TASK PROMPT
Retype everything in the listing, leaving each line exactly as it is.

________

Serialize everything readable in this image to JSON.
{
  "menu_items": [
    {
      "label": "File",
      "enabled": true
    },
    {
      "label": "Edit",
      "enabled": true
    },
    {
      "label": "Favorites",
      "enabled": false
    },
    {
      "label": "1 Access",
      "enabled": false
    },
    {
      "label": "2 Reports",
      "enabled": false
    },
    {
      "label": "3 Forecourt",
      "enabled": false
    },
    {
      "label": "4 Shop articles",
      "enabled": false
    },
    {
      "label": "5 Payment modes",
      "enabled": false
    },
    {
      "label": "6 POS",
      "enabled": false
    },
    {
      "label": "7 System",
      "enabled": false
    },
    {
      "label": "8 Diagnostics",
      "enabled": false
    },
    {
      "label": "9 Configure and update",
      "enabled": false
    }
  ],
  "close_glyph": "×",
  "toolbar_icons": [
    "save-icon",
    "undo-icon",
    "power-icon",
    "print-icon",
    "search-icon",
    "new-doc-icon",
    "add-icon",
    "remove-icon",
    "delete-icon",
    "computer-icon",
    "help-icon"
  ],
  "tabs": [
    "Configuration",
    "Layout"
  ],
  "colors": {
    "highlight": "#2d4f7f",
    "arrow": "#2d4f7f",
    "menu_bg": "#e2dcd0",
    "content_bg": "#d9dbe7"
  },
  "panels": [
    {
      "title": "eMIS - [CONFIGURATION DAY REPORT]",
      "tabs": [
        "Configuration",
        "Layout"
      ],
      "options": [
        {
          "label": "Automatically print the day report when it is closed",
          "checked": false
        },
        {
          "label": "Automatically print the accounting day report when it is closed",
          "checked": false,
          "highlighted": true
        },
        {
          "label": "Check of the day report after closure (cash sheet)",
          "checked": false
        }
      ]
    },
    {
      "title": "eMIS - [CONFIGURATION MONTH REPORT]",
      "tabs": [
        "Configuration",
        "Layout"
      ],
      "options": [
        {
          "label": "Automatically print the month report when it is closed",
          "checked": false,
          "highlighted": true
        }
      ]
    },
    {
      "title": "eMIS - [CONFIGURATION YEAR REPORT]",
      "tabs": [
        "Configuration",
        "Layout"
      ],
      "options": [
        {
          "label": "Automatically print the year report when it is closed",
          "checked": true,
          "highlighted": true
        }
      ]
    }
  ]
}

________

THE RESULT
Serialize everything readable in this image to JSON.
{
  "menu_items": [
    {
      "label": "File",
      "enabled": true
    },
    {
      "label": "Edit",
      "enabled": true
    },
    {
      "label": "Favorites",
      "enabled": false
    },
    {
      "label": "1 Access",
      "enabled": false
    },
    {
      "label": "2 Reports",
      "enabled": false
    },
    {
      "label": "3 Forecourt",
      "enabled": false
    },
    {
      "label": "4 Shop articles",
      "enabled": false
    },
    {
      "label": "5 Payment modes",
      "enabled": false
    },
    {
      "label": "6 POS",
      "enabled": false
    },
    {
      "label": "7 System",
      "enabled": false
    },
    {
      "label": "8 Diagnostics",
      "enabled": false
    },
    {
      "label": "9 Configure and update",
      "enabled": false
    }
  ],
  "close_glyph": "×",
  "toolbar_icons": [
    "save-icon",
    "undo-icon",
    "power-icon",
    "print-icon",
    "search-icon",
    "new-doc-icon",
    "add-icon",
    "remove-icon",
    "delete-icon",
    "computer-icon",
    "help-icon"
  ],
  "tabs": [
    "Configuration",
    "Layout"
  ],
  "colors": {
    "highlight": "#2d4f7f",
    "arrow": "#2d4f7f",
    "menu_bg": "#e2dcd0",
    "content_bg": "#d9dbe7"
  },
  "panels": [
    {
      "title": "eMIS - [CONFIGURATION DAY REPORT]",
      "tabs": [
        "Configuration",
        "Layout"
      ],
      "options": [
        {
          "label": "Automatically print the day report when it is closed",
          "checked": false
        },
        {
          "label": "Automatically print the accounting day report when it is closed",
          "checked": false,
          "highlighted": true
        },
        {
          "label": "Check of the day report after closure (cash sheet)",
          "checked": false
        }
      ]
    },
    {
      "title": "eMIS - [CONFIGURATION MONTH REPORT]",
      "tabs": [
        "Configuration",
        "Layout"
      ],
      "options": [
        {
          "label": "Automatically print the month report when it is closed",
          "checked": false,
          "highlighted": true
        }
      ]
    },
    {
      "title": "eMIS - [CONFIGURATION YEAR REPORT]",
      "tabs": [
        "Configuration",
        "Layout"
      ],
      "options": [
        {
          "label": "Automatically print the year report when it is closed",
          "checked": true,
          "highlighted": true
        }
      ]
    }
  ]
}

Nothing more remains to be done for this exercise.